• Given problem
Do any lines in the data below contain "html"? If so, copy every one of them.

[Data entries]
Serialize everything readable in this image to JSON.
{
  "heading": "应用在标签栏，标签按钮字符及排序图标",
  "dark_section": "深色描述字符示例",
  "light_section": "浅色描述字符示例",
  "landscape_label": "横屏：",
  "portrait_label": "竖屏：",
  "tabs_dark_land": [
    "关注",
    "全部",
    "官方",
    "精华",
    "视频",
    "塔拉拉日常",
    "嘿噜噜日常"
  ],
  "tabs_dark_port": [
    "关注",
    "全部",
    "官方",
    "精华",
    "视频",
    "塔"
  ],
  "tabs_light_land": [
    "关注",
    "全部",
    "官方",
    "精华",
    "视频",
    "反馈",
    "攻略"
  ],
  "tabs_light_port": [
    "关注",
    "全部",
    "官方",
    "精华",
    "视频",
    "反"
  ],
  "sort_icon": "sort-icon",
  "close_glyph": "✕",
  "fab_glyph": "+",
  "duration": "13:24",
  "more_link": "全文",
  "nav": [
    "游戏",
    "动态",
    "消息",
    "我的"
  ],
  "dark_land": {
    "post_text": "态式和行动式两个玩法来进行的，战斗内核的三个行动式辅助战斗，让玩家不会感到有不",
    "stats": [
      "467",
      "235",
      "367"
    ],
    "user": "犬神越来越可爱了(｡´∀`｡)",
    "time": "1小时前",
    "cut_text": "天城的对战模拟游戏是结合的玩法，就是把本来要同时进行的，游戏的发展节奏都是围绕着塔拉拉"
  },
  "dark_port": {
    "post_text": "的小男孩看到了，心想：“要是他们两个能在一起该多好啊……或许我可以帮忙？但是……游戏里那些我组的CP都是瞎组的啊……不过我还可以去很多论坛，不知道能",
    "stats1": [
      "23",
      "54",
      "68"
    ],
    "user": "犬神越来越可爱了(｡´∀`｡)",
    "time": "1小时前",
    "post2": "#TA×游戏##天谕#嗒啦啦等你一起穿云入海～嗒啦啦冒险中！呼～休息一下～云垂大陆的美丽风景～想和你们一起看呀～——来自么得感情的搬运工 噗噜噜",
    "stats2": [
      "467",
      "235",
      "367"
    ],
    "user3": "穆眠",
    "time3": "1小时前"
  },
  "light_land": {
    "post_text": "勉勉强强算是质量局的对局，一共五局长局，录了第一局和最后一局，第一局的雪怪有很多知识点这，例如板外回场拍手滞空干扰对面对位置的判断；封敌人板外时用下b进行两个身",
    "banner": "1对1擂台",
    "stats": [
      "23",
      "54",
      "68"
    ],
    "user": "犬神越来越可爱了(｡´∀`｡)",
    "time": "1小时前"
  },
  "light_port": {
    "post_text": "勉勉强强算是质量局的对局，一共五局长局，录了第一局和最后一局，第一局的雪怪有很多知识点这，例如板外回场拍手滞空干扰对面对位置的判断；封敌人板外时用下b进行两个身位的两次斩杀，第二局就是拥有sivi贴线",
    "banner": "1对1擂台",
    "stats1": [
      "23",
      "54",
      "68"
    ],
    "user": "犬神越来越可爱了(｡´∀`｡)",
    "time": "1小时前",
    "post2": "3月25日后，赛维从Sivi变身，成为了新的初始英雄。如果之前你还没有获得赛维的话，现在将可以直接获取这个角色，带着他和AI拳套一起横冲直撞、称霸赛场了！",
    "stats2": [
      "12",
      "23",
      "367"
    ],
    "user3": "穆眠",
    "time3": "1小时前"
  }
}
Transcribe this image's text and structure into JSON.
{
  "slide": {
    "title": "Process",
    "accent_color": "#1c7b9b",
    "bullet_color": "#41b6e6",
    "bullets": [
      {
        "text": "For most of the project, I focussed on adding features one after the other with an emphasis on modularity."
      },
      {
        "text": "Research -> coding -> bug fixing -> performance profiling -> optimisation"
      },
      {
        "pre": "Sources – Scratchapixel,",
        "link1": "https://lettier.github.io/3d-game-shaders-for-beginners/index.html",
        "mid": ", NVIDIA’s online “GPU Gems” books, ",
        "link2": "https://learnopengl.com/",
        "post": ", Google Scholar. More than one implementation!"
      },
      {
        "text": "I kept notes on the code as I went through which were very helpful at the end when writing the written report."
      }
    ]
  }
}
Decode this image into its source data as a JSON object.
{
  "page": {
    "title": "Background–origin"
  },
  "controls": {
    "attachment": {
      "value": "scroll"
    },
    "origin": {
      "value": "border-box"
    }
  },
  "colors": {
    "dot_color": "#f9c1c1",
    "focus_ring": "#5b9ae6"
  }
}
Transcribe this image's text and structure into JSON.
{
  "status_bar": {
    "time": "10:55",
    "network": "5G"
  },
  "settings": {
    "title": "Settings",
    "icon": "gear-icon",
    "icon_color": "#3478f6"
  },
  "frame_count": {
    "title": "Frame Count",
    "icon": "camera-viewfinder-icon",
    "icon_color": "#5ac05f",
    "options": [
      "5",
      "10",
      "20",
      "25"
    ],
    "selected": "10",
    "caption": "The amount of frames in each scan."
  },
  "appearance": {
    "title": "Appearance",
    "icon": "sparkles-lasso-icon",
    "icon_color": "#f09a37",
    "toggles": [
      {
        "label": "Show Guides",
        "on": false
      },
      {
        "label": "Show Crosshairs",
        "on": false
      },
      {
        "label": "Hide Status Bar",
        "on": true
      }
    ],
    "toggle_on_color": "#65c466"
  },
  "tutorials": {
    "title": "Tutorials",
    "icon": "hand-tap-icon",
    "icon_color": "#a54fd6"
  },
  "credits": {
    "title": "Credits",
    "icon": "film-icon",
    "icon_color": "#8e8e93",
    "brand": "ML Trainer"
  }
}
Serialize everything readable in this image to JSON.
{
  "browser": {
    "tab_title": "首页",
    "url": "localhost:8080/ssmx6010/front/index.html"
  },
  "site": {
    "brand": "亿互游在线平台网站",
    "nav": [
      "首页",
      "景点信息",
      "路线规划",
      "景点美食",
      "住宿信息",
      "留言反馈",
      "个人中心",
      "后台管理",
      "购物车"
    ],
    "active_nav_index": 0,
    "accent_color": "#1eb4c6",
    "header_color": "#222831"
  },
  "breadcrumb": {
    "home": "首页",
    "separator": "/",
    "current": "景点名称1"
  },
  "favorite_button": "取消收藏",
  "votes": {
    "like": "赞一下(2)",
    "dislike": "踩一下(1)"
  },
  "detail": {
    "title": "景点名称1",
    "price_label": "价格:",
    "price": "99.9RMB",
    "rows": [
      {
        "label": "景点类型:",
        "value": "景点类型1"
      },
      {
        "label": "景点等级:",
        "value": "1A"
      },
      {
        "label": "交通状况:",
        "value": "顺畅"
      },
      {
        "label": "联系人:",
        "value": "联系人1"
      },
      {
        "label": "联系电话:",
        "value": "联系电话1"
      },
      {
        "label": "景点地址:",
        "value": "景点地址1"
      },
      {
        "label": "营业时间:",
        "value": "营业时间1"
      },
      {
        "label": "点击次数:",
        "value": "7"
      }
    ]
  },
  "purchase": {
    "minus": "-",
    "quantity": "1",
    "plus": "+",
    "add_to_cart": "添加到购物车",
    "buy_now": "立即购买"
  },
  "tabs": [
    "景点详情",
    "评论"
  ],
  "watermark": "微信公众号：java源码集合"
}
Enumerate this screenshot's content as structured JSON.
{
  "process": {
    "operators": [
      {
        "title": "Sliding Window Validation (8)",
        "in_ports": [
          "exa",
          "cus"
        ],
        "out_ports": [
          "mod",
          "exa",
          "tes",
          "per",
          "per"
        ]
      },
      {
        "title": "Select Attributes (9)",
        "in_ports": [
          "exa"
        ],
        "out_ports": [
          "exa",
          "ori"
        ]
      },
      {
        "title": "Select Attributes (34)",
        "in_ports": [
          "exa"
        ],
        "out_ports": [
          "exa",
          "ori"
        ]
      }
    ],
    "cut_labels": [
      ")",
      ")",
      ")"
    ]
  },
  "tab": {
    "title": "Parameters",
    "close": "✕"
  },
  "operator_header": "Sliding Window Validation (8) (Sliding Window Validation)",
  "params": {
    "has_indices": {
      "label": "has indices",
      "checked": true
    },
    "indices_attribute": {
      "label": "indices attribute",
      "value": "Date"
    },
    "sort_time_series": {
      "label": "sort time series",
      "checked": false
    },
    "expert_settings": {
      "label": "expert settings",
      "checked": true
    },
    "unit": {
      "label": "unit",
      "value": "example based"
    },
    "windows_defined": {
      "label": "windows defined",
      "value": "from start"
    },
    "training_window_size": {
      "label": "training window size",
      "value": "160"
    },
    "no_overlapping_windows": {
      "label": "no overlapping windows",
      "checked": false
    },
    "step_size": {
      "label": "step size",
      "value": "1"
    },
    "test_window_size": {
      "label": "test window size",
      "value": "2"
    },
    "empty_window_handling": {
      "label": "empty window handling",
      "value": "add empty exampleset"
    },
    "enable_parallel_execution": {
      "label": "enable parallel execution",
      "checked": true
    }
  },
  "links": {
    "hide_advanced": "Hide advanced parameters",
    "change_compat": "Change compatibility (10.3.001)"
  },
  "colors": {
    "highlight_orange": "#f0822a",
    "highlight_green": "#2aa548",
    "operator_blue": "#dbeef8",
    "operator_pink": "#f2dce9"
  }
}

• Exercise response
        "link1": "https://lettier.github.io/3d-game-shaders-for-beginners/index.html",
    "url": "localhost:8080/ssmx6010/front/index.html"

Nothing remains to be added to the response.